What you need to do> Print the complete set of entries exactly.

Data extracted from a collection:
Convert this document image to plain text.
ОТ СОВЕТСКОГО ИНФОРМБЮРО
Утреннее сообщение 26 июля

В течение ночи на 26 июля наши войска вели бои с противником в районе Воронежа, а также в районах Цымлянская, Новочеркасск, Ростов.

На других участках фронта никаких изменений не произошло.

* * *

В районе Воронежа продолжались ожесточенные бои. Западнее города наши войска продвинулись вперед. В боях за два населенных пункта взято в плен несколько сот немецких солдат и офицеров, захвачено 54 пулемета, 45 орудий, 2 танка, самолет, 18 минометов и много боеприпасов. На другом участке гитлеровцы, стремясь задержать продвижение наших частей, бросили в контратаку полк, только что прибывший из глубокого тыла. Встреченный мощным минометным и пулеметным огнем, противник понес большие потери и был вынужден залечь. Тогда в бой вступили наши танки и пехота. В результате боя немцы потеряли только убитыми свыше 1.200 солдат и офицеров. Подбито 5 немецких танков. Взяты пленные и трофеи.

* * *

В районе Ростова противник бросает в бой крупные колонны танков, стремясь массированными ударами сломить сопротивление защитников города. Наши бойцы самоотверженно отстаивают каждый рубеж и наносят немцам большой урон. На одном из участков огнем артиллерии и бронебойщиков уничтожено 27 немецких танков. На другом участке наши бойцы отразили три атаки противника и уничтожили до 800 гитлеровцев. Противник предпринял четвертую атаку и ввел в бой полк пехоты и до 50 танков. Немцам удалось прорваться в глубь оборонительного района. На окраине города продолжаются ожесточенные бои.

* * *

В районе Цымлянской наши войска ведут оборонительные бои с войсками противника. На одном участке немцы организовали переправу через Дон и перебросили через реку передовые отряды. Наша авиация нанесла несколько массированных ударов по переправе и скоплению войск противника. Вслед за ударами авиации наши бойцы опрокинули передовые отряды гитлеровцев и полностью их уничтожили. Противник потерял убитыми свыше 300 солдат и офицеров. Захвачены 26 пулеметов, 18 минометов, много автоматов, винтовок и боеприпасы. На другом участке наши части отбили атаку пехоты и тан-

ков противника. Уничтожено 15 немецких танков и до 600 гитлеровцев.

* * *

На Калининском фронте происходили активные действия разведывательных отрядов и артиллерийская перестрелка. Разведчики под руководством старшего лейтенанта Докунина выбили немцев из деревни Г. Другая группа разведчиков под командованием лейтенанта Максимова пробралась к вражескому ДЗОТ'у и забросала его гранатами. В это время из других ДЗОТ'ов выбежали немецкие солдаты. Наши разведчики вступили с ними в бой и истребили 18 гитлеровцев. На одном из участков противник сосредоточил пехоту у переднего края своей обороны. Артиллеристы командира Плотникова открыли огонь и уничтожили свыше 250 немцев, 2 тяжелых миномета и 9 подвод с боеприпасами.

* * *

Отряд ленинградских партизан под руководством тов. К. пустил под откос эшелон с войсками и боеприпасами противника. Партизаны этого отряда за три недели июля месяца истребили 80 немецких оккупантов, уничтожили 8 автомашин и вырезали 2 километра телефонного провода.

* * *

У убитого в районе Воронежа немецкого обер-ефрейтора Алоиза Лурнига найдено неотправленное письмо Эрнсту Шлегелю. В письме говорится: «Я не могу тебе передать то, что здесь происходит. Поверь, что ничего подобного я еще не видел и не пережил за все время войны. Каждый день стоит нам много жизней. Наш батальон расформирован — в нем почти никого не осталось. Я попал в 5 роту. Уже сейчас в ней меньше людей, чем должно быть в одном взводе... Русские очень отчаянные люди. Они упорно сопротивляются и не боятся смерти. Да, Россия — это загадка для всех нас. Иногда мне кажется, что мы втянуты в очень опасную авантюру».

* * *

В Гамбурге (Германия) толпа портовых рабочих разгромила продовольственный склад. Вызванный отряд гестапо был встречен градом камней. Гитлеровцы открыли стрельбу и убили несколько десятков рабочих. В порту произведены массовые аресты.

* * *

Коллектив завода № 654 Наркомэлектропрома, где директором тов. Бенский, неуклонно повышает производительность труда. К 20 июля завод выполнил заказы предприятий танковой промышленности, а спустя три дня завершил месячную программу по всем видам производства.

Result of this task>
Convert this document image to plain text.
ОТ СОВЕТСКОГО ИНФОРМБЮРО
Утреннее сообщение 26 июля

В течение ночи на 26 июля наши войска вели бои с противником в районе Воронежа, а также в районах Цымлянская, Новочеркасск, Ростов.

На других участках фронта никаких изменений не произошло.

* * *

В районе Воронежа продолжались ожесточенные бои. Западнее города наши войска продвинулись вперед. В боях за два населенных пункта взято в плен несколько сот немецких солдат и офицеров, захвачено 54 пулемета, 45 орудий, 2 танка, самолет, 18 минометов и много боеприпасов. На другом участке гитлеровцы, стремясь задержать продвижение наших частей, бросили в контратаку полк, только что прибывший из глубокого тыла. Встреченный мощным минометным и пулеметным огнем, противник понес большие потери и был вынужден залечь. Тогда в бой вступили наши танки и пехота. В результате боя немцы потеряли только убитыми свыше 1.200 солдат и офицеров. Подбито 5 немецких танков. Взяты пленные и трофеи.

* * *

В районе Ростова противник бросает в бой крупные колонны танков, стремясь массированными ударами сломить сопротивление защитников города. Наши бойцы самоотверженно отстаивают каждый рубеж и наносят немцам большой урон. На одном из участков огнем артиллерии и бронебойщиков уничтожено 27 немецких танков. На другом участке наши бойцы отразили три атаки противника и уничтожили до 800 гитлеровцев. Противник предпринял четвертую атаку и ввел в бой полк пехоты и до 50 танков. Немцам удалось прорваться в глубь оборонительного района. На окраине города продолжаются ожесточенные бои.

* * *

В районе Цымлянской наши войска ведут оборонительные бои с войсками противника. На одном участке немцы организовали переправу через Дон и перебросили через реку передовые отряды. Наша авиация нанесла несколько массированных ударов по переправе и скоплению войск противника. Вслед за ударами авиации наши бойцы опрокинули передовые отряды гитлеровцев и полностью их уничтожили. Противник потерял убитыми свыше 300 солдат и офицеров. Захвачены 26 пулеметов, 18 минометов, много автоматов, винтовок и боеприпасы. На другом участке наши части отбили атаку пехоты и тан-

ков противника. Уничтожено 15 немецких танков и до 600 гитлеровцев.

* * *

На Калининском фронте происходили активные действия разведывательных отрядов и артиллерийская перестрелка. Разведчики под руководством старшего лейтенанта Докунина выбили немцев из деревни Г. Другая группа разведчиков под командованием лейтенанта Максимова пробралась к вражескому ДЗОТ'у и забросала его гранатами. В это время из других ДЗОТ'ов выбежали немецкие солдаты. Наши разведчики вступили с ними в бой и истребили 18 гитлеровцев. На одном из участков противник сосредоточил пехоту у переднего края своей обороны. Артиллеристы командира Плотникова открыли огонь и уничтожили свыше 250 немцев, 2 тяжелых миномета и 9 подвод с боеприпасами.

* * *

Отряд ленинградских партизан под руководством тов. К. пустил под откос эшелон с войсками и боеприпасами противника. Партизаны этого отряда за три недели июля месяца истребили 80 немецких оккупантов, уничтожили 8 автомашин и вырезали 2 километра телефонного провода.

* * *

У убитого в районе Воронежа немецкого обер-ефрейтора Алоиза Лурнига найдено неотправленное письмо Эрнсту Шлегелю. В письме говорится: «Я не могу тебе передать то, что здесь происходит. Поверь, что ничего подобного я еще не видел и не пережил за все время войны. Каждый день стоит нам много жизней. Наш батальон расформирован — в нем почти никого не осталось. Я попал в 5 роту. Уже сейчас в ней меньше людей, чем должно быть в одном взводе... Русские очень отчаянные люди. Они упорно сопротивляются и не боятся смерти. Да, Россия — это загадка для всех нас. Иногда мне кажется, что мы втянуты в очень опасную авантюру».

* * *

В Гамбурге (Германия) толпа портовых рабочих разгромила продовольственный склад. Вызванный отряд гестапо был встречен градом камней. Гитлеровцы открыли стрельбу и убили несколько десятков рабочих. В порту произведены массовые аресты.

* * *

Коллектив завода № 654 Наркомэлектропрома, где директором тов. Бенский, неуклонно повышает производительность труда. К 20 июля завод выполнил заказы предприятий танковой промышленности, а спустя три дня завершил месячную программу по всем видам производства.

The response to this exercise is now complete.